> [WHAT THE EXERCISE ASKS]
Reproduce every line of the records below verbatim, with no changes.
--- SUPPLIED RECORDS ---
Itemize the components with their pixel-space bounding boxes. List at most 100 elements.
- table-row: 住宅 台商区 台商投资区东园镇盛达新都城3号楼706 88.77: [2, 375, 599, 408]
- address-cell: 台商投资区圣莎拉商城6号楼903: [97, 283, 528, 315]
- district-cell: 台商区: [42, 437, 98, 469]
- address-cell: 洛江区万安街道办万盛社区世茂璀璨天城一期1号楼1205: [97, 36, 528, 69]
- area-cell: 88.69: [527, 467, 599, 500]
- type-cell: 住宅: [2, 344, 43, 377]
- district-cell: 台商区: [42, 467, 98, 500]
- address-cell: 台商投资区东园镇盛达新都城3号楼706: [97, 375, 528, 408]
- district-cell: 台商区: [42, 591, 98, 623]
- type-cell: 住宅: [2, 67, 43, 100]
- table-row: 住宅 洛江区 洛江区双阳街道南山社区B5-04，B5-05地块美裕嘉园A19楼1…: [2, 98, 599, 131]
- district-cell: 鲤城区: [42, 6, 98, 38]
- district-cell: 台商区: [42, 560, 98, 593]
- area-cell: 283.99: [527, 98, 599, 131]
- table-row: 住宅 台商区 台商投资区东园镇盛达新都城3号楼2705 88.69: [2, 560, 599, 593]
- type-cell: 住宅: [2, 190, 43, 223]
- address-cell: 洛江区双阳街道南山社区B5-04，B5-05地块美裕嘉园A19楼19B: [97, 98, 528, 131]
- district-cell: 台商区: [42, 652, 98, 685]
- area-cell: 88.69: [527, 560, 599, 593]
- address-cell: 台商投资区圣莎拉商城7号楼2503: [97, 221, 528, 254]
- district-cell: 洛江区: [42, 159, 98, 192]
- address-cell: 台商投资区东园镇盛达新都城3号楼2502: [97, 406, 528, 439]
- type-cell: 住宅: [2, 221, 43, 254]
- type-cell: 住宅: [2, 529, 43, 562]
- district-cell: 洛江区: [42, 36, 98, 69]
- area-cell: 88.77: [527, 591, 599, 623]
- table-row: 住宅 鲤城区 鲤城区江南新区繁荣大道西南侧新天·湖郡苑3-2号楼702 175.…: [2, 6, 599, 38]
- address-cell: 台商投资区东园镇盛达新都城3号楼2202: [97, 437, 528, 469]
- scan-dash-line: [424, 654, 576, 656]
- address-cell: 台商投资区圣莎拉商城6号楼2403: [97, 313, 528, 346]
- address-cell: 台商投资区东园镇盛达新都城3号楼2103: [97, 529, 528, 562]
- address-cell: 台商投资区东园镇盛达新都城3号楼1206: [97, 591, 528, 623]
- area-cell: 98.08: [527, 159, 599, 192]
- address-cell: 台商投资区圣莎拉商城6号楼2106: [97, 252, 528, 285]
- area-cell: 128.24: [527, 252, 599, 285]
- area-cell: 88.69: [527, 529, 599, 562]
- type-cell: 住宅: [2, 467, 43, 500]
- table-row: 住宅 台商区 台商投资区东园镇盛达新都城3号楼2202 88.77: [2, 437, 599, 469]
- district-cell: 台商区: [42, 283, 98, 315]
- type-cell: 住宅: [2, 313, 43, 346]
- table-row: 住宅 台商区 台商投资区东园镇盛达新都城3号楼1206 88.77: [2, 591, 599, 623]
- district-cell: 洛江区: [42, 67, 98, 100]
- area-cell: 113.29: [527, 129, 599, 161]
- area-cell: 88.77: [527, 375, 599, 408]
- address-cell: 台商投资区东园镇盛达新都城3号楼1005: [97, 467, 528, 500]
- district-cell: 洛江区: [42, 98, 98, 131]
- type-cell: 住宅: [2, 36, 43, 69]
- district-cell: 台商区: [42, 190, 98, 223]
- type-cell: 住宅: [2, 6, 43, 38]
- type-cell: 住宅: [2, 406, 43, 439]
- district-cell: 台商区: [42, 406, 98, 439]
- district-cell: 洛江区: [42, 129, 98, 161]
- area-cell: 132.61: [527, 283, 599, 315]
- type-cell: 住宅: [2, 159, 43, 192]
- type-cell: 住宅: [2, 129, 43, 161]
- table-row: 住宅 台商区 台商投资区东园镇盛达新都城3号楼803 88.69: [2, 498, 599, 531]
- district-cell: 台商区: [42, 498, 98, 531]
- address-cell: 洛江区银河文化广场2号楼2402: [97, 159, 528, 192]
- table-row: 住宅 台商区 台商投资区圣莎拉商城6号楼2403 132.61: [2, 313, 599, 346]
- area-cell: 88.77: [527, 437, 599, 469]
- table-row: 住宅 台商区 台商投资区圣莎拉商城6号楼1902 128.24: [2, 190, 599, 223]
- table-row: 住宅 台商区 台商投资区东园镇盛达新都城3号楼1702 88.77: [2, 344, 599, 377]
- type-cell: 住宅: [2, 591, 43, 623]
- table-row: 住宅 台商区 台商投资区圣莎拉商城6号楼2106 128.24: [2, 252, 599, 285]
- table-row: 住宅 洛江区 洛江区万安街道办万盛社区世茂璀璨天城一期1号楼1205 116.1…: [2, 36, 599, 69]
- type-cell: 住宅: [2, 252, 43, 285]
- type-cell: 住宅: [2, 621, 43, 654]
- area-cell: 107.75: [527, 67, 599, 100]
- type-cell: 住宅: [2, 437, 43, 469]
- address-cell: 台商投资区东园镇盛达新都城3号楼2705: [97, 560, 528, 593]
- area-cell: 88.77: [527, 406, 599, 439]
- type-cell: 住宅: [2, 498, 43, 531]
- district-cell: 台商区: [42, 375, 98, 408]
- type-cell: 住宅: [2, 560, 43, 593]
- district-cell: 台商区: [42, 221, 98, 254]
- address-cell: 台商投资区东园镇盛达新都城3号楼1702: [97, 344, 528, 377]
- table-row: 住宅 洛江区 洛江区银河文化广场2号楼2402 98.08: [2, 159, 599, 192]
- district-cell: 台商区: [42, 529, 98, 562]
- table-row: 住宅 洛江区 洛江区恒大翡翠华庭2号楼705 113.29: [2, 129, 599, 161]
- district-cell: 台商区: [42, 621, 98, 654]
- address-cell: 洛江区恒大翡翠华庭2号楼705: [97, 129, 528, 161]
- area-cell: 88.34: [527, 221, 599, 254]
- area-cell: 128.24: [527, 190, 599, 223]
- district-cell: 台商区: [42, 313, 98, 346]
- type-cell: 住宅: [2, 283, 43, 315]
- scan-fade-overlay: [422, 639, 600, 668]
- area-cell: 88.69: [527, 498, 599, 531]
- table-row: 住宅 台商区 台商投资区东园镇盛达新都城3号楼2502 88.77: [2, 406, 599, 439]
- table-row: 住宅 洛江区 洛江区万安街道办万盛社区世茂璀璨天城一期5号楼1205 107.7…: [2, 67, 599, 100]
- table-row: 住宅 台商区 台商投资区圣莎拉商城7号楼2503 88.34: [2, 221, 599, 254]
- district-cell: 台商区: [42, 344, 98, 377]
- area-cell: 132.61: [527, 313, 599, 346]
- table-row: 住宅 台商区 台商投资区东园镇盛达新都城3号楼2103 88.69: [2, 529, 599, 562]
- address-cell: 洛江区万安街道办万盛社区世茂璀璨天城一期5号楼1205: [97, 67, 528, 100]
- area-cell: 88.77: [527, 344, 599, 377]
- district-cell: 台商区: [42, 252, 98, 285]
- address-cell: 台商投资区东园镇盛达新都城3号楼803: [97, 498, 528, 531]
---
> [EXERCISE SOLUTION]
Itemize the components with their pixel-space bounding boxes. List at most 100 elements.
- table-row: 住宅 台商区 台商投资区东园镇盛达新都城3号楼706 88.77: [2, 375, 599, 408]
- address-cell: 台商投资区圣莎拉商城6号楼903: [97, 283, 528, 315]
- district-cell: 台商区: [42, 437, 98, 469]
- address-cell: 洛江区万安街道办万盛社区世茂璀璨天城一期1号楼1205: [97, 36, 528, 69]
- area-cell: 88.69: [527, 467, 599, 500]
- type-cell: 住宅: [2, 344, 43, 377]
- district-cell: 台商区: [42, 467, 98, 500]
- address-cell: 台商投资区东园镇盛达新都城3号楼706: [97, 375, 528, 408]
- district-cell: 台商区: [42, 591, 98, 623]
- type-cell: 住宅: [2, 67, 43, 100]
- table-row: 住宅 洛江区 洛江区双阳街道南山社区B5-04，B5-05地块美裕嘉园A19楼1…: [2, 98, 599, 131]
- district-cell: 鲤城区: [42, 6, 98, 38]
- district-cell: 台商区: [42, 560, 98, 593]
- area-cell: 283.99: [527, 98, 599, 131]
- table-row: 住宅 台商区 台商投资区东园镇盛达新都城3号楼2705 88.69: [2, 560, 599, 593]
- type-cell: 住宅: [2, 190, 43, 223]
- address-cell: 洛江区双阳街道南山社区B5-04，B5-05地块美裕嘉园A19楼19B: [97, 98, 528, 131]
- district-cell: 台商区: [42, 652, 98, 685]
- area-cell: 88.69: [527, 560, 599, 593]
- address-cell: 台商投资区圣莎拉商城7号楼2503: [97, 221, 528, 254]
- district-cell: 洛江区: [42, 159, 98, 192]
- address-cell: 台商投资区东园镇盛达新都城3号楼2502: [97, 406, 528, 439]
- type-cell: 住宅: [2, 221, 43, 254]
- type-cell: 住宅: [2, 529, 43, 562]
- district-cell: 洛江区: [42, 36, 98, 69]
- area-cell: 88.77: [527, 591, 599, 623]
- table-row: 住宅 鲤城区 鲤城区江南新区繁荣大道西南侧新天·湖郡苑3-2号楼702 175.…: [2, 6, 599, 38]
- address-cell: 台商投资区东园镇盛达新都城3号楼2202: [97, 437, 528, 469]
- scan-dash-line: [424, 654, 576, 656]
- address-cell: 台商投资区圣莎拉商城6号楼2403: [97, 313, 528, 346]
- address-cell: 台商投资区东园镇盛达新都城3号楼2103: [97, 529, 528, 562]
- address-cell: 台商投资区东园镇盛达新都城3号楼1206: [97, 591, 528, 623]
- area-cell: 98.08: [527, 159, 599, 192]
- address-cell: 台商投资区圣莎拉商城6号楼2106: [97, 252, 528, 285]
- area-cell: 128.24: [527, 252, 599, 285]
- area-cell: 88.69: [527, 529, 599, 562]
- type-cell: 住宅: [2, 467, 43, 500]
- table-row: 住宅 台商区 台商投资区东园镇盛达新都城3号楼2202 88.77: [2, 437, 599, 469]
- district-cell: 台商区: [42, 283, 98, 315]
- type-cell: 住宅: [2, 313, 43, 346]
- table-row: 住宅 台商区 台商投资区东园镇盛达新都城3号楼1206 88.77: [2, 591, 599, 623]
- district-cell: 洛江区: [42, 67, 98, 100]
- area-cell: 113.29: [527, 129, 599, 161]
- area-cell: 88.77: [527, 375, 599, 408]
- address-cell: 台商投资区东园镇盛达新都城3号楼1005: [97, 467, 528, 500]
- district-cell: 洛江区: [42, 98, 98, 131]
- type-cell: 住宅: [2, 36, 43, 69]
- district-cell: 台商区: [42, 190, 98, 223]
- type-cell: 住宅: [2, 6, 43, 38]
- type-cell: 住宅: [2, 406, 43, 439]
- district-cell: 台商区: [42, 406, 98, 439]
- district-cell: 洛江区: [42, 129, 98, 161]
- area-cell: 132.61: [527, 283, 599, 315]
- type-cell: 住宅: [2, 159, 43, 192]
- type-cell: 住宅: [2, 129, 43, 161]
- table-row: 住宅 台商区 台商投资区东园镇盛达新都城3号楼803 88.69: [2, 498, 599, 531]
- district-cell: 台商区: [42, 498, 98, 531]
- address-cell: 洛江区银河文化广场2号楼2402: [97, 159, 528, 192]
- table-row: 住宅 台商区 台商投资区圣莎拉商城6号楼2403 132.61: [2, 313, 599, 346]
- area-cell: 88.77: [527, 437, 599, 469]
- table-row: 住宅 台商区 台商投资区圣莎拉商城6号楼1902 128.24: [2, 190, 599, 223]
- table-row: 住宅 台商区 台商投资区东园镇盛达新都城3号楼1702 88.77: [2, 344, 599, 377]
- type-cell: 住宅: [2, 591, 43, 623]
- table-row: 住宅 台商区 台商投资区圣莎拉商城6号楼2106 128.24: [2, 252, 599, 285]
- table-row: 住宅 洛江区 洛江区万安街道办万盛社区世茂璀璨天城一期1号楼1205 116.1…: [2, 36, 599, 69]
- type-cell: 住宅: [2, 252, 43, 285]
- type-cell: 住宅: [2, 621, 43, 654]
- area-cell: 107.75: [527, 67, 599, 100]
- type-cell: 住宅: [2, 437, 43, 469]
- address-cell: 台商投资区东园镇盛达新都城3号楼2705: [97, 560, 528, 593]
- area-cell: 88.77: [527, 406, 599, 439]
- type-cell: 住宅: [2, 498, 43, 531]
- district-cell: 台商区: [42, 375, 98, 408]
- type-cell: 住宅: [2, 560, 43, 593]
- district-cell: 台商区: [42, 221, 98, 254]
- address-cell: 台商投资区东园镇盛达新都城3号楼1702: [97, 344, 528, 377]
- table-row: 住宅 洛江区 洛江区银河文化广场2号楼2402 98.08: [2, 159, 599, 192]
- district-cell: 台商区: [42, 529, 98, 562]
- table-row: 住宅 洛江区 洛江区恒大翡翠华庭2号楼705 113.29: [2, 129, 599, 161]
- district-cell: 台商区: [42, 621, 98, 654]
- address-cell: 洛江区恒大翡翠华庭2号楼705: [97, 129, 528, 161]
- area-cell: 88.34: [527, 221, 599, 254]
- area-cell: 128.24: [527, 190, 599, 223]
- district-cell: 台商区: [42, 313, 98, 346]
- type-cell: 住宅: [2, 283, 43, 315]
- scan-fade-overlay: [422, 639, 600, 668]
- area-cell: 88.69: [527, 498, 599, 531]
- table-row: 住宅 台商区 台商投资区东园镇盛达新都城3号楼2502 88.77: [2, 406, 599, 439]
- table-row: 住宅 洛江区 洛江区万安街道办万盛社区世茂璀璨天城一期5号楼1205 107.7…: [2, 67, 599, 100]
- table-row: 住宅 台商区 台商投资区圣莎拉商城7号楼2503 88.34: [2, 221, 599, 254]
- district-cell: 台商区: [42, 344, 98, 377]
- area-cell: 132.61: [527, 313, 599, 346]
- table-row: 住宅 台商区 台商投资区东园镇盛达新都城3号楼2103 88.69: [2, 529, 599, 562]
- address-cell: 洛江区万安街道办万盛社区世茂璀璨天城一期5号楼1205: [97, 67, 528, 100]
- area-cell: 88.77: [527, 344, 599, 377]
- district-cell: 台商区: [42, 252, 98, 285]
- address-cell: 台商投资区东园镇盛达新都城3号楼803: [97, 498, 528, 531]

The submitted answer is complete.